What to do -
Among the entries, which lines carry the string "dash"? Copy each of them.
___ Stored data
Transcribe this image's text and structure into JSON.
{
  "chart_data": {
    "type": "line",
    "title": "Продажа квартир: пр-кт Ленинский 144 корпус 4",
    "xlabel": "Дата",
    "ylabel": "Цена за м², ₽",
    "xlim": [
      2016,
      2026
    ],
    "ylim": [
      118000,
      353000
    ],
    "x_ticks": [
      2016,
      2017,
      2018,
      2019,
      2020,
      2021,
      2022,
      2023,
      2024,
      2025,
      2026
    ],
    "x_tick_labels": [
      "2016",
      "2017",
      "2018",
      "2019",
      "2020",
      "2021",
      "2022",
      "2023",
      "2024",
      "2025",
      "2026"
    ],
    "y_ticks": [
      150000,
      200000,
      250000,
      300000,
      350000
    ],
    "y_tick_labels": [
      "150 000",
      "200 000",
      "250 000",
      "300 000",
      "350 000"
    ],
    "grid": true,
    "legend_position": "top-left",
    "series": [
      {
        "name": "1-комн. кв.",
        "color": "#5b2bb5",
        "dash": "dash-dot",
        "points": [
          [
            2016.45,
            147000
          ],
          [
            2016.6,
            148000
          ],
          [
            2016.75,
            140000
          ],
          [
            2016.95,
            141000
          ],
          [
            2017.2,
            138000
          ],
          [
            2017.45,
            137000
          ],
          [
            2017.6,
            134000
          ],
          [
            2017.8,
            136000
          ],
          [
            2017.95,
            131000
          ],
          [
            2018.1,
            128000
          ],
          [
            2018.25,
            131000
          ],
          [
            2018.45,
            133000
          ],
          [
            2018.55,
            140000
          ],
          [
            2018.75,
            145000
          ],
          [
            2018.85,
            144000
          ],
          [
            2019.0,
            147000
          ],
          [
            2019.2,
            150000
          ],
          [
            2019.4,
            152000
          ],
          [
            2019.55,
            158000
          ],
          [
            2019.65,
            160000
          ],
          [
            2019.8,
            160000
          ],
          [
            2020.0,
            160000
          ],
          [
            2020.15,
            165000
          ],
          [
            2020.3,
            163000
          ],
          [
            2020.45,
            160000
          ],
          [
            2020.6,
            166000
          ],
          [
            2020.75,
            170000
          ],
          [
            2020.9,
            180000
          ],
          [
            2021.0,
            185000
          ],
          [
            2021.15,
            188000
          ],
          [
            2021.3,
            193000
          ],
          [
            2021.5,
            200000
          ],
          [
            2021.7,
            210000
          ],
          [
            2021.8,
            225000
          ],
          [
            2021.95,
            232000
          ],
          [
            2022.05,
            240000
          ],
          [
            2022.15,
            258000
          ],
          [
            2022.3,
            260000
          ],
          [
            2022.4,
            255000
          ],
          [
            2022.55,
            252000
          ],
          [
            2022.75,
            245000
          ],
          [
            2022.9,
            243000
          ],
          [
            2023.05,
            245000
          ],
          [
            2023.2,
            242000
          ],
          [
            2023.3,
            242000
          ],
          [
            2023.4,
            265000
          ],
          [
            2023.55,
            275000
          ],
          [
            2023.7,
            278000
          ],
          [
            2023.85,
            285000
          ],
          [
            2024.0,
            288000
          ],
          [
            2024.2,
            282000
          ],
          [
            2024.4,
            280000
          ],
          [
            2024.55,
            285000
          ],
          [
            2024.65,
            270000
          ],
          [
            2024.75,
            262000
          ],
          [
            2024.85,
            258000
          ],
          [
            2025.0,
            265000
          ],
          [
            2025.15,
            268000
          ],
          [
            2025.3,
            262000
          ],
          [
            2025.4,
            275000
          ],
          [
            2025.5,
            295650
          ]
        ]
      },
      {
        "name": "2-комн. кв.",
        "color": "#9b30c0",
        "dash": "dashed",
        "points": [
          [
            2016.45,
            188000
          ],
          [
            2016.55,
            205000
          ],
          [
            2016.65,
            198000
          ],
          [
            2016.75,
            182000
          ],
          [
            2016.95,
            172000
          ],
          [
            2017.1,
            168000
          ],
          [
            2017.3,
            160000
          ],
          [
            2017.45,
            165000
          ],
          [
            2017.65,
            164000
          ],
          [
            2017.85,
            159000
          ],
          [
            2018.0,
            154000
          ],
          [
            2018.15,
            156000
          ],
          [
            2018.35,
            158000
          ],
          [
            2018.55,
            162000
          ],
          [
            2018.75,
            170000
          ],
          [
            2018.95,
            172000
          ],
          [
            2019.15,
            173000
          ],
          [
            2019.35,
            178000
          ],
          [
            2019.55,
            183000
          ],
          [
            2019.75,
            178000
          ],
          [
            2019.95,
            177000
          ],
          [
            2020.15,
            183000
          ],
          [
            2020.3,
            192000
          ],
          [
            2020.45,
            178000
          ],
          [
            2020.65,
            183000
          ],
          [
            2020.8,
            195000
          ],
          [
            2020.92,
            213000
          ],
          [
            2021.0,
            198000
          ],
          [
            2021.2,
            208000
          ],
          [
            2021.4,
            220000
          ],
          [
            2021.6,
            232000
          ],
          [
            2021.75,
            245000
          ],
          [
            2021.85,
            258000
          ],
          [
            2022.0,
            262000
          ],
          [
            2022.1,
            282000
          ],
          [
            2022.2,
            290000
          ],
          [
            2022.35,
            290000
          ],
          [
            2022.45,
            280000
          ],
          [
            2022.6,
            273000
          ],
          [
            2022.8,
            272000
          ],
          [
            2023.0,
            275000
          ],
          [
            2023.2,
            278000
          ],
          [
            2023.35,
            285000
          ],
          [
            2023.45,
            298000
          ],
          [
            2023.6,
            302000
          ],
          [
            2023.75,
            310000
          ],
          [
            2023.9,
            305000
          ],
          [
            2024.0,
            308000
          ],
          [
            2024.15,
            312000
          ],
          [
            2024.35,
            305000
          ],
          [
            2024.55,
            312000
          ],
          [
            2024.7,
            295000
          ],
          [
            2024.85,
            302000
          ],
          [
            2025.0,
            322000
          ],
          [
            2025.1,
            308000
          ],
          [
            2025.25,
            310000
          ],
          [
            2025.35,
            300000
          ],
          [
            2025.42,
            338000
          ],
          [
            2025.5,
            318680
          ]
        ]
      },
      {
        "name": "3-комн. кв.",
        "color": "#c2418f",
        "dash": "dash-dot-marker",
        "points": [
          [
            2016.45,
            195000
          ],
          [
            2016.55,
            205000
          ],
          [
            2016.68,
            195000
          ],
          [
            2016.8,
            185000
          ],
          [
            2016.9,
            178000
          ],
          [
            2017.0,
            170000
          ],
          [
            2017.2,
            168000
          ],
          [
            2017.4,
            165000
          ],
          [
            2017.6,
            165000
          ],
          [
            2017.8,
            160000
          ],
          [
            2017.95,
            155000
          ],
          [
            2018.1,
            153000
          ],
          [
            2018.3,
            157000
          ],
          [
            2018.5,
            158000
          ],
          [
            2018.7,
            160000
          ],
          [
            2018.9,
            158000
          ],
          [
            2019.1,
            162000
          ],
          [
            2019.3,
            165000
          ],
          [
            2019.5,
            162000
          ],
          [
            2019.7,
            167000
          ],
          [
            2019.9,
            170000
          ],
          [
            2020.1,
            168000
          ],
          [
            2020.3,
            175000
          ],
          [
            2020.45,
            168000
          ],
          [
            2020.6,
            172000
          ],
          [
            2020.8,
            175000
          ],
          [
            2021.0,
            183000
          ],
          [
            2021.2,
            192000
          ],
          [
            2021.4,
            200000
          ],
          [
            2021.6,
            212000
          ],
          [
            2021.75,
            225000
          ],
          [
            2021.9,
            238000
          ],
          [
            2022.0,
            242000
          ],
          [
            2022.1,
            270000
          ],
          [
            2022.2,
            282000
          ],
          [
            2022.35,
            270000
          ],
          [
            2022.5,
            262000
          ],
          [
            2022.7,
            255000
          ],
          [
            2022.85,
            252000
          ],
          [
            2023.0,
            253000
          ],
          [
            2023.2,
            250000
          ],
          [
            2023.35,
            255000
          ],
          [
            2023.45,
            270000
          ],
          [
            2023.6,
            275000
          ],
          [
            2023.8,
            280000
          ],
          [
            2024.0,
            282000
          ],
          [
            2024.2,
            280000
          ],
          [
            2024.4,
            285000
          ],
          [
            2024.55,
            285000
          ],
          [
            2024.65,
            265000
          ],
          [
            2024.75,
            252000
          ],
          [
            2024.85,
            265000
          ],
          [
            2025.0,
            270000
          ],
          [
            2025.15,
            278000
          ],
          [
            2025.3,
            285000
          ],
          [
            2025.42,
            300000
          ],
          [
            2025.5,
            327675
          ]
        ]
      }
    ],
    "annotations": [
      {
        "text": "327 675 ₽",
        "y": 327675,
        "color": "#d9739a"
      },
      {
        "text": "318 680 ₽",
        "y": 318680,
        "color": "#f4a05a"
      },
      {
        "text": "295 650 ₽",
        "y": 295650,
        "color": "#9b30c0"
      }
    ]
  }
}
______
Solution for this task -
        "dash": "dash-dot",
        "dash": "dashed",
        "dash": "dash-dot-marker",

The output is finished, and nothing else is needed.